[Recorded data]
....................

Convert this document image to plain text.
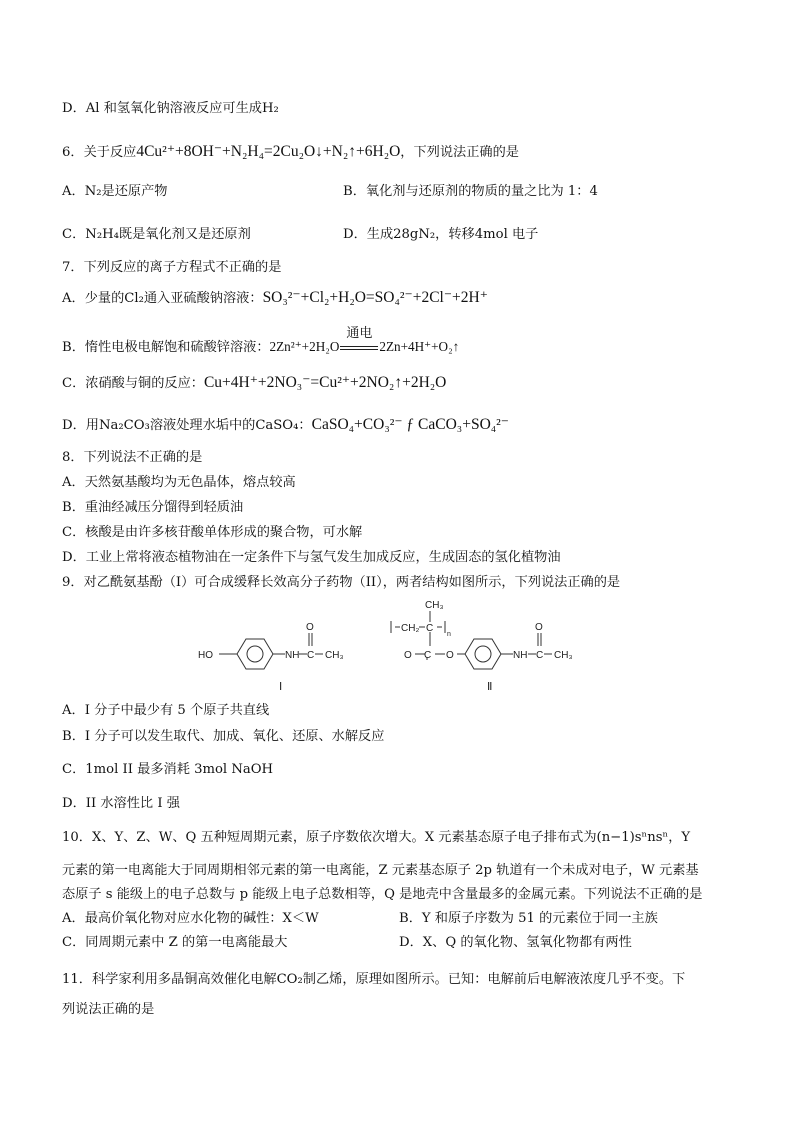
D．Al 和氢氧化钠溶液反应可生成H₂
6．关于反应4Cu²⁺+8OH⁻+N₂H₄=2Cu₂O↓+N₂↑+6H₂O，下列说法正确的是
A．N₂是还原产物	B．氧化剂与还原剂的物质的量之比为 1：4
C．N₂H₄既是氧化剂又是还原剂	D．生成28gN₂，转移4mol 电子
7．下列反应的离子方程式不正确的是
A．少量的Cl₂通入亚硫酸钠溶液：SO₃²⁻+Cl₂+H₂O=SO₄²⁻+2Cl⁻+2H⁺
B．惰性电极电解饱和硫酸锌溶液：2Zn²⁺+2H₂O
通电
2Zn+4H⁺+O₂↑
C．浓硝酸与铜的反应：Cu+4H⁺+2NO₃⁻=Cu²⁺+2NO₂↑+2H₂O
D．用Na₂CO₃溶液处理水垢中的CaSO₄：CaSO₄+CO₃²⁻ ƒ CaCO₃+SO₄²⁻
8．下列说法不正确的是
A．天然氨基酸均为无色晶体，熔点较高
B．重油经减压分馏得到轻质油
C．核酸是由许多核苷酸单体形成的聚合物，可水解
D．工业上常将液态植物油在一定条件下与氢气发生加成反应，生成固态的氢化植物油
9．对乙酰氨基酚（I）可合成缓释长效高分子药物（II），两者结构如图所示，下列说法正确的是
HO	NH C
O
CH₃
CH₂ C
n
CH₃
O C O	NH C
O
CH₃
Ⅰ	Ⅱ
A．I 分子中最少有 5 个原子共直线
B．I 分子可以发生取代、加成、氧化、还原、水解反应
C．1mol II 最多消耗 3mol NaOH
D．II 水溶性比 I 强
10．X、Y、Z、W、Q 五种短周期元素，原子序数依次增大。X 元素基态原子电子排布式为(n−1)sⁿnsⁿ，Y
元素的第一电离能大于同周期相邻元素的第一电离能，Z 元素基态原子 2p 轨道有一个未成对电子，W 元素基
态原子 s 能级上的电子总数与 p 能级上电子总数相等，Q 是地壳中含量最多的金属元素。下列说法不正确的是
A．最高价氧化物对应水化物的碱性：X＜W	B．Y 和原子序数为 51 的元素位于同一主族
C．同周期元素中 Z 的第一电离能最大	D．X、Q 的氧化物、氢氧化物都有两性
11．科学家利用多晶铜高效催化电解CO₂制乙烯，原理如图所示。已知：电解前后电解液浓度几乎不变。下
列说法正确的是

....................

Leave out the pictures and reproduce the rest of the listing exactly.

**Task answer**
Convert this document image to plain text.
D．Al 和氢氧化钠溶液反应可生成H₂
6．关于反应4Cu²⁺+8OH⁻+N₂H₄=2Cu₂O↓+N₂↑+6H₂O，下列说法正确的是
A．N₂是还原产物	B．氧化剂与还原剂的物质的量之比为 1：4
C．N₂H₄既是氧化剂又是还原剂	D．生成28gN₂，转移4mol 电子
7．下列反应的离子方程式不正确的是
A．少量的Cl₂通入亚硫酸钠溶液：SO₃²⁻+Cl₂+H₂O=SO₄²⁻+2Cl⁻+2H⁺
B．惰性电极电解饱和硫酸锌溶液：2Zn²⁺+2H₂O
通电
2Zn+4H⁺+O₂↑
C．浓硝酸与铜的反应：Cu+4H⁺+2NO₃⁻=Cu²⁺+2NO₂↑+2H₂O
D．用Na₂CO₃溶液处理水垢中的CaSO₄：CaSO₄+CO₃²⁻ ƒ CaCO₃+SO₄²⁻
8．下列说法不正确的是
A．天然氨基酸均为无色晶体，熔点较高
B．重油经减压分馏得到轻质油
C．核酸是由许多核苷酸单体形成的聚合物，可水解
D．工业上常将液态植物油在一定条件下与氢气发生加成反应，生成固态的氢化植物油
9．对乙酰氨基酚（I）可合成缓释长效高分子药物（II），两者结构如图所示，下列说法正确的是
HO	NH C
O
CH₃
CH₂ C
n
CH₃
O C O	NH C
O
CH₃
Ⅰ	Ⅱ
A．I 分子中最少有 5 个原子共直线
B．I 分子可以发生取代、加成、氧化、还原、水解反应
C．1mol II 最多消耗 3mol NaOH
D．II 水溶性比 I 强
10．X、Y、Z、W、Q 五种短周期元素，原子序数依次增大。X 元素基态原子电子排布式为(n−1)sⁿnsⁿ，Y
元素的第一电离能大于同周期相邻元素的第一电离能，Z 元素基态原子 2p 轨道有一个未成对电子，W 元素基
态原子 s 能级上的电子总数与 p 能级上电子总数相等，Q 是地壳中含量最多的金属元素。下列说法不正确的是
A．最高价氧化物对应水化物的碱性：X＜W	B．Y 和原子序数为 51 的元素位于同一主族
C．同周期元素中 Z 的第一电离能最大	D．X、Q 的氧化物、氢氧化物都有两性
11．科学家利用多晶铜高效催化电解CO₂制乙烯，原理如图所示。已知：电解前后电解液浓度几乎不变。下
列说法正确的是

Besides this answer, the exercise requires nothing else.